▶ **Task statement**:
Copy out each line of the material in which the word "title" appears.

>> Begin Material shown

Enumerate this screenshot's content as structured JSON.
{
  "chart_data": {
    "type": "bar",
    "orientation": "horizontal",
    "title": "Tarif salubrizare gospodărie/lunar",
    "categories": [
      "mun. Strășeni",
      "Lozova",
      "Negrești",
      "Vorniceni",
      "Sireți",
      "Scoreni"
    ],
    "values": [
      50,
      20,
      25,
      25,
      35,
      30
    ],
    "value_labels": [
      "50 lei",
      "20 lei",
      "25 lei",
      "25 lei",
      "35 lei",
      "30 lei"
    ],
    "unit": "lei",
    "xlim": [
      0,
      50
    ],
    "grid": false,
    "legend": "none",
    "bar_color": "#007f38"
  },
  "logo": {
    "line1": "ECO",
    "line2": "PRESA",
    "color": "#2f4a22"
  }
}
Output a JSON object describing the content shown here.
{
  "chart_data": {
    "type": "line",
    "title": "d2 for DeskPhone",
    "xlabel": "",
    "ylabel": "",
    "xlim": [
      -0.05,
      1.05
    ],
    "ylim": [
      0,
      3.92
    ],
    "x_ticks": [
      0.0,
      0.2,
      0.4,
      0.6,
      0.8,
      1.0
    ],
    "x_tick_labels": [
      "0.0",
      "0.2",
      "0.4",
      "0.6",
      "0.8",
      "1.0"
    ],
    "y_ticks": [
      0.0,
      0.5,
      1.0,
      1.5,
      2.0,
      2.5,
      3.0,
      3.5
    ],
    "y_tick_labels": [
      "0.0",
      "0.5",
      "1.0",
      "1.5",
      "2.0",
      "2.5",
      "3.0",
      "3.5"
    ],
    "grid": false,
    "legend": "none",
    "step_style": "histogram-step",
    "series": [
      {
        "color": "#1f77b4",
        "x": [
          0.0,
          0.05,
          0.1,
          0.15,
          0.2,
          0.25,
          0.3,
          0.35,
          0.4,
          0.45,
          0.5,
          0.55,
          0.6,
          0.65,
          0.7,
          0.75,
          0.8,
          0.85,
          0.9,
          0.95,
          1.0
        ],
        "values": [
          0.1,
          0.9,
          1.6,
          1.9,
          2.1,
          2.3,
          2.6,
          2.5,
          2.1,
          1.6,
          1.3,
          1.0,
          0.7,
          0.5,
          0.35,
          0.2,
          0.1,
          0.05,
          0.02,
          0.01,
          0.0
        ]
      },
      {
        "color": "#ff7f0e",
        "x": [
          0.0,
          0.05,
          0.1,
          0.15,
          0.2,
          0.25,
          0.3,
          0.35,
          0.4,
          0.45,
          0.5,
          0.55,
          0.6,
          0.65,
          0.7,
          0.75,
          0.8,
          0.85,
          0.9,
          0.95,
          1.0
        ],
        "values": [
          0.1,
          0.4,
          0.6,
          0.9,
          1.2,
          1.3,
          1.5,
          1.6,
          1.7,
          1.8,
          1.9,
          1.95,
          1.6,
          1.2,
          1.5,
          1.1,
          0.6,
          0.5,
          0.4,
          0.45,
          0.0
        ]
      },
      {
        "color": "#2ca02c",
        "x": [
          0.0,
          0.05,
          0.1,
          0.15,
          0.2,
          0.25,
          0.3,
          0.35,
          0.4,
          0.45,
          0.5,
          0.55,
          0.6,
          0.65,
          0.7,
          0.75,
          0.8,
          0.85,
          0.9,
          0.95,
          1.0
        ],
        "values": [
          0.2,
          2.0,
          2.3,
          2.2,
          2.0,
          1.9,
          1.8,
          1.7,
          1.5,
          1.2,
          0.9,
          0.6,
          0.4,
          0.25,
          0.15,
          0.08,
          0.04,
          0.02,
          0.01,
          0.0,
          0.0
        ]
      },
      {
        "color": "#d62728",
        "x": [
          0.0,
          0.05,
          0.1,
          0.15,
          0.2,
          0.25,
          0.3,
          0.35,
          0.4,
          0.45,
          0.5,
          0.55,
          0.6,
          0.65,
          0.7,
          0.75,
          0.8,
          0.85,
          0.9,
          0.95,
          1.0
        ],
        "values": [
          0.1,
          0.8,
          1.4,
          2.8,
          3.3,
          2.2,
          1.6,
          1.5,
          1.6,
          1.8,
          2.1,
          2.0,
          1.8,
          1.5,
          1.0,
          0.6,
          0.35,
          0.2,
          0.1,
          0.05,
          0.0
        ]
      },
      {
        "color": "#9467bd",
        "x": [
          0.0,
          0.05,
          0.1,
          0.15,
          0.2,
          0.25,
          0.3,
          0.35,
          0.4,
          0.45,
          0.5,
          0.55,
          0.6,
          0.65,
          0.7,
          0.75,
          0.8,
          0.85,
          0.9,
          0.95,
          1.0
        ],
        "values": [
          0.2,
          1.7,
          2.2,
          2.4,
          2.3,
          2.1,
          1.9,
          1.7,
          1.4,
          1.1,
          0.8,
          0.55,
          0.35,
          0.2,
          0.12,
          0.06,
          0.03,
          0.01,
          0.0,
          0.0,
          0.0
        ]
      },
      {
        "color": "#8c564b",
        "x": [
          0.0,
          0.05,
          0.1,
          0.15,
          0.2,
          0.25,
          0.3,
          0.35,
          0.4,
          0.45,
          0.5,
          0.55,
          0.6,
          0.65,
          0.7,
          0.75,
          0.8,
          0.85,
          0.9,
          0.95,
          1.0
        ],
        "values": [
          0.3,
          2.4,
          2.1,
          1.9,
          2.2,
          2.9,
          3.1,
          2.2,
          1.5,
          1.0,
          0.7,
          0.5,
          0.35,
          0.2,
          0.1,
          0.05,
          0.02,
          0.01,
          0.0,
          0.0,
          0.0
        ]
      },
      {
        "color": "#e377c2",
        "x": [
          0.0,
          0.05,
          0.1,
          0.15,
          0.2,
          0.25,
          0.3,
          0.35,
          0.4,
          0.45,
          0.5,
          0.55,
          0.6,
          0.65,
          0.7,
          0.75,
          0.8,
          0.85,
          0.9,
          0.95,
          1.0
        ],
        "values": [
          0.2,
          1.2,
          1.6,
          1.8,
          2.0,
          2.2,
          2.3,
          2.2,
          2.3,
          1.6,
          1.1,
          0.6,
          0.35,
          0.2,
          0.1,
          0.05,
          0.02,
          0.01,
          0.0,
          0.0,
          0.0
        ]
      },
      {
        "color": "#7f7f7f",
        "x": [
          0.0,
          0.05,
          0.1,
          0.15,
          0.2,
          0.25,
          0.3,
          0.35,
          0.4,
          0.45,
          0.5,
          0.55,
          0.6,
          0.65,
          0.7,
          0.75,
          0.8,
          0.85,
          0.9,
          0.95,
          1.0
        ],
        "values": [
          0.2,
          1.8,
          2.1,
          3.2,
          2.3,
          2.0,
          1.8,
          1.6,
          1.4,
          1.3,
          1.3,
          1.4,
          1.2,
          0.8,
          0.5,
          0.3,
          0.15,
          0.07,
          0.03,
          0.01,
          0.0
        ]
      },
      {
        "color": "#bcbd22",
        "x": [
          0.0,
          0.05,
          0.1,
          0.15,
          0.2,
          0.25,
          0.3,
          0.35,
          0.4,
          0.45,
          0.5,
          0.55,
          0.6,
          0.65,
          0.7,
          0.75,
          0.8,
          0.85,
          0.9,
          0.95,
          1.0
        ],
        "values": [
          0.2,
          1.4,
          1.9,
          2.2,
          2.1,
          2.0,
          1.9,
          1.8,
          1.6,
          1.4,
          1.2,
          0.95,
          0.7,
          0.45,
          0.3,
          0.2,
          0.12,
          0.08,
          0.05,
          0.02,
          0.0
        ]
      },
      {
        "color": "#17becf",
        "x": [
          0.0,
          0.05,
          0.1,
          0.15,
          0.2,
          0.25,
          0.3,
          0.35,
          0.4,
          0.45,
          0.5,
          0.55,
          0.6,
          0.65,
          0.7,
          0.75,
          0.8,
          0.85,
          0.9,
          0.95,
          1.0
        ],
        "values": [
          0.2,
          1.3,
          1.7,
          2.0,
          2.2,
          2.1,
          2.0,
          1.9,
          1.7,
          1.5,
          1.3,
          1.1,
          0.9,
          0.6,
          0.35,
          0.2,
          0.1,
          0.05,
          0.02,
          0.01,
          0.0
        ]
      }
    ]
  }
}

>> End Material shown

▶ **Response below**:
    "title": "Tarif salubrizare gospodărie/lunar",
    "title": "d2 for DeskPhone",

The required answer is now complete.